Repeat each entry exactly and drop the pictures.

start Provided records

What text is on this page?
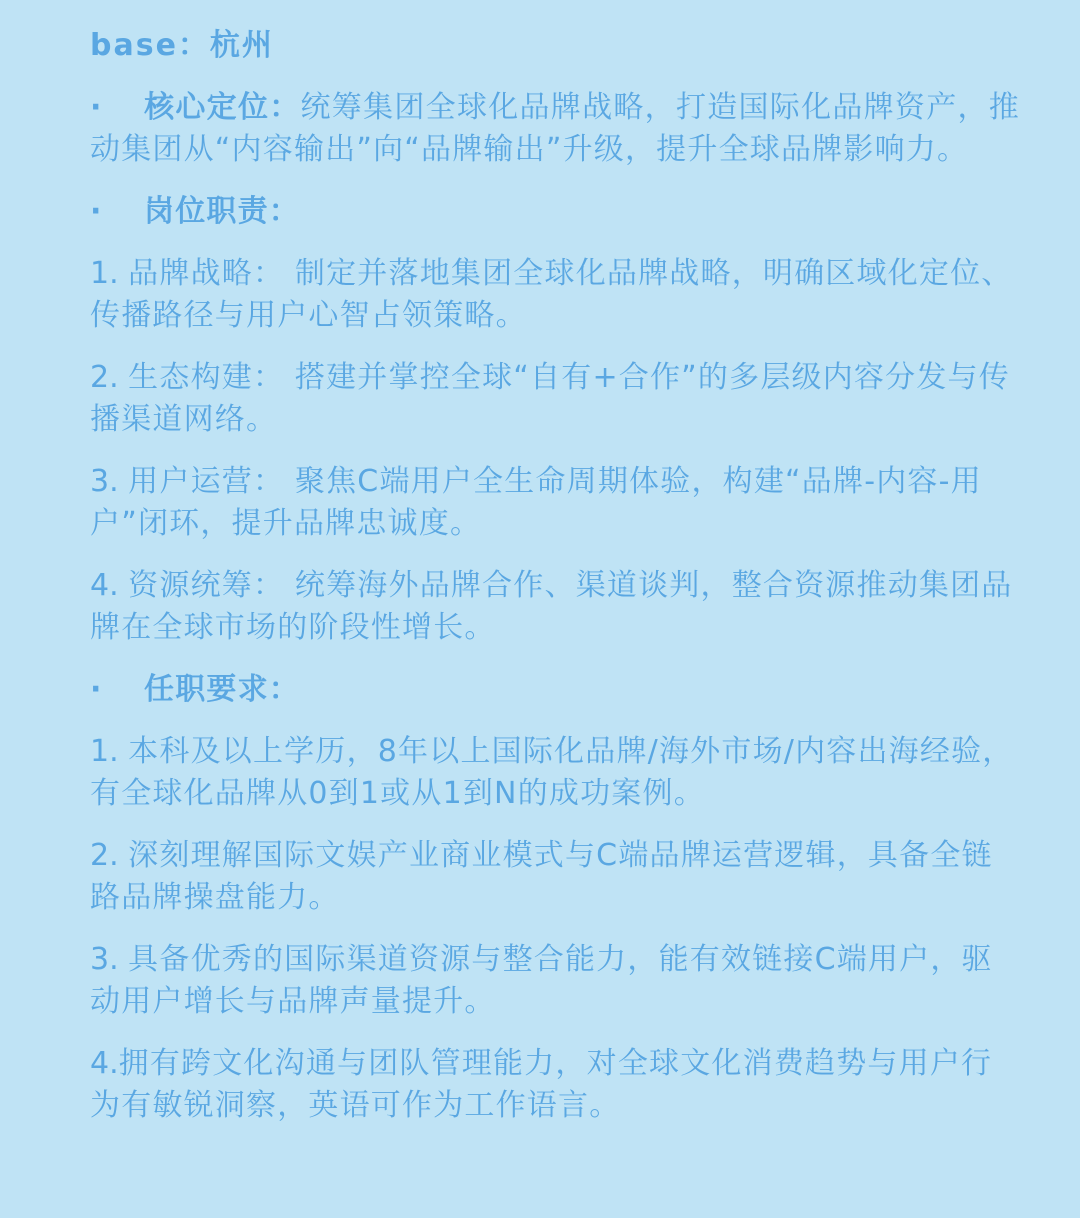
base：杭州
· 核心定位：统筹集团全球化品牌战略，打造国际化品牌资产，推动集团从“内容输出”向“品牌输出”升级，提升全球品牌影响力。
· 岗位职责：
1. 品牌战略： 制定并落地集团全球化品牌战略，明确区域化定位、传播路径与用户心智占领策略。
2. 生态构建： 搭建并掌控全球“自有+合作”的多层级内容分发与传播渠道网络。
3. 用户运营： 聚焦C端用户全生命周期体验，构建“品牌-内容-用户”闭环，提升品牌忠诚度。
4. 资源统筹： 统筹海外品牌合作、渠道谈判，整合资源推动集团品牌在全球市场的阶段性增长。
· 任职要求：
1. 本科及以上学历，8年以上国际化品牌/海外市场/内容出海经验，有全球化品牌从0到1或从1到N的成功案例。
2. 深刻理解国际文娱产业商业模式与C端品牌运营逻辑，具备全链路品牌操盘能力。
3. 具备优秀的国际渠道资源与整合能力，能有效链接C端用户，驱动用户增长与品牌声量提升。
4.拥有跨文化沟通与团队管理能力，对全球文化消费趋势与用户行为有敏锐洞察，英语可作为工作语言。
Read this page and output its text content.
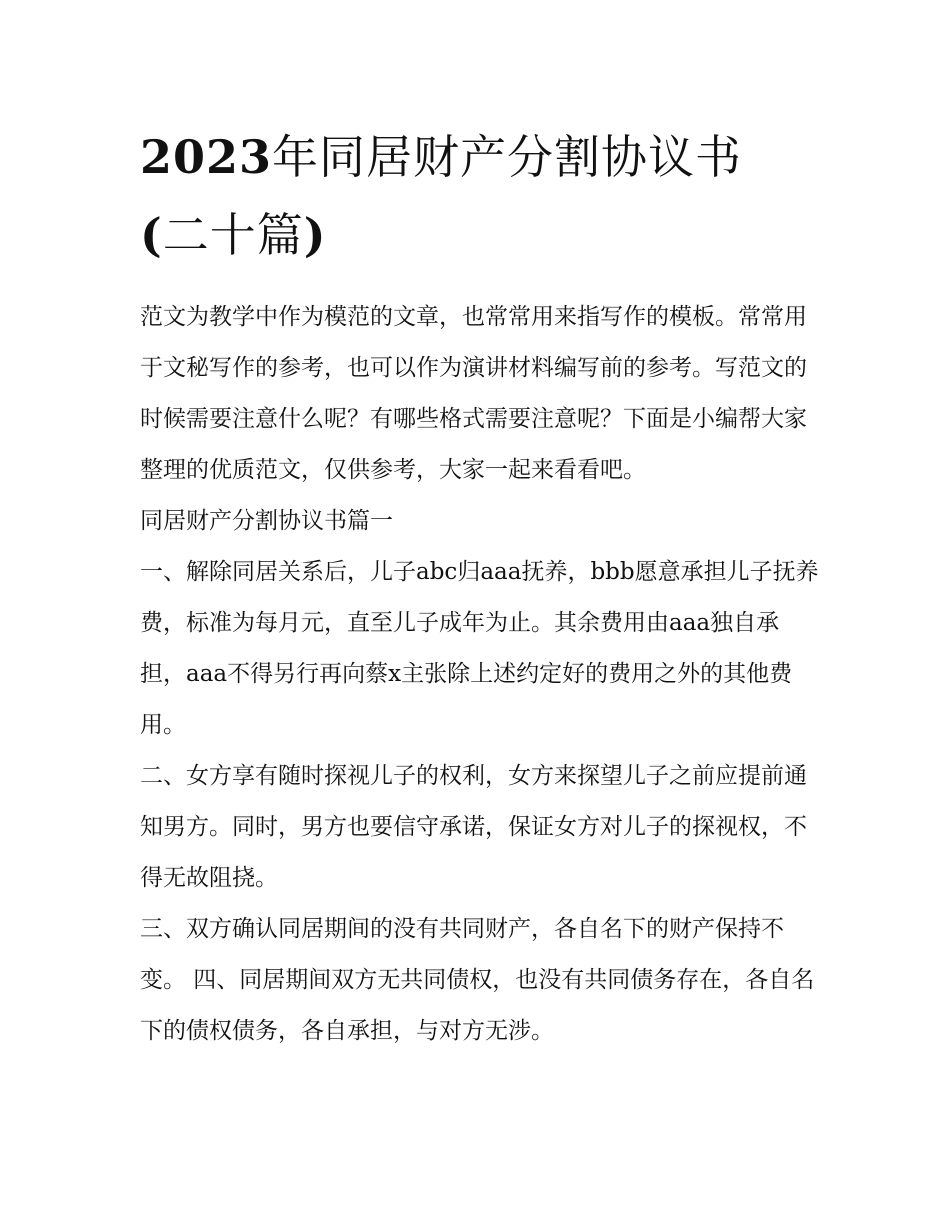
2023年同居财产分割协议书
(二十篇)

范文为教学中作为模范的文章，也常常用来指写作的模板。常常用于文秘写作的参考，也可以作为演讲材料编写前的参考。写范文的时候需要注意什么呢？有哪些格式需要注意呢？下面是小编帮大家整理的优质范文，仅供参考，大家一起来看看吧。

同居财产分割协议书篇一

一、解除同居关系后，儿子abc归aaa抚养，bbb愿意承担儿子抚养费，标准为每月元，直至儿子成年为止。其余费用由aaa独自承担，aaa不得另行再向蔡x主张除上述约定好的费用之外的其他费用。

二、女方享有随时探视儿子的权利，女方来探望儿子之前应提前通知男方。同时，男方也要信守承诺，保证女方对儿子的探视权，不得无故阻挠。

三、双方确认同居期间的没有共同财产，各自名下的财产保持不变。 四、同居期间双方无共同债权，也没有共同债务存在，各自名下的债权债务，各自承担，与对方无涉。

end Provided records

» **Solution below**
What text is on this page?
base：杭州
· 核心定位：统筹集团全球化品牌战略，打造国际化品牌资产，推动集团从“内容输出”向“品牌输出”升级，提升全球品牌影响力。
· 岗位职责：
1. 品牌战略： 制定并落地集团全球化品牌战略，明确区域化定位、传播路径与用户心智占领策略。
2. 生态构建： 搭建并掌控全球“自有+合作”的多层级内容分发与传播渠道网络。
3. 用户运营： 聚焦C端用户全生命周期体验，构建“品牌-内容-用户”闭环，提升品牌忠诚度。
4. 资源统筹： 统筹海外品牌合作、渠道谈判，整合资源推动集团品牌在全球市场的阶段性增长。
· 任职要求：
1. 本科及以上学历，8年以上国际化品牌/海外市场/内容出海经验，有全球化品牌从0到1或从1到N的成功案例。
2. 深刻理解国际文娱产业商业模式与C端品牌运营逻辑，具备全链路品牌操盘能力。
3. 具备优秀的国际渠道资源与整合能力，能有效链接C端用户，驱动用户增长与品牌声量提升。
4.拥有跨文化沟通与团队管理能力，对全球文化消费趋势与用户行为有敏锐洞察，英语可作为工作语言。
Read this page and output its text content.
2023年同居财产分割协议书
(二十篇)

范文为教学中作为模范的文章，也常常用来指写作的模板。常常用于文秘写作的参考，也可以作为演讲材料编写前的参考。写范文的时候需要注意什么呢？有哪些格式需要注意呢？下面是小编帮大家整理的优质范文，仅供参考，大家一起来看看吧。

同居财产分割协议书篇一

一、解除同居关系后，儿子abc归aaa抚养，bbb愿意承担儿子抚养费，标准为每月元，直至儿子成年为止。其余费用由aaa独自承担，aaa不得另行再向蔡x主张除上述约定好的费用之外的其他费用。

二、女方享有随时探视儿子的权利，女方来探望儿子之前应提前通知男方。同时，男方也要信守承诺，保证女方对儿子的探视权，不得无故阻挠。

三、双方确认同居期间的没有共同财产，各自名下的财产保持不变。 四、同居期间双方无共同债权，也没有共同债务存在，各自名下的债权债务，各自承担，与对方无涉。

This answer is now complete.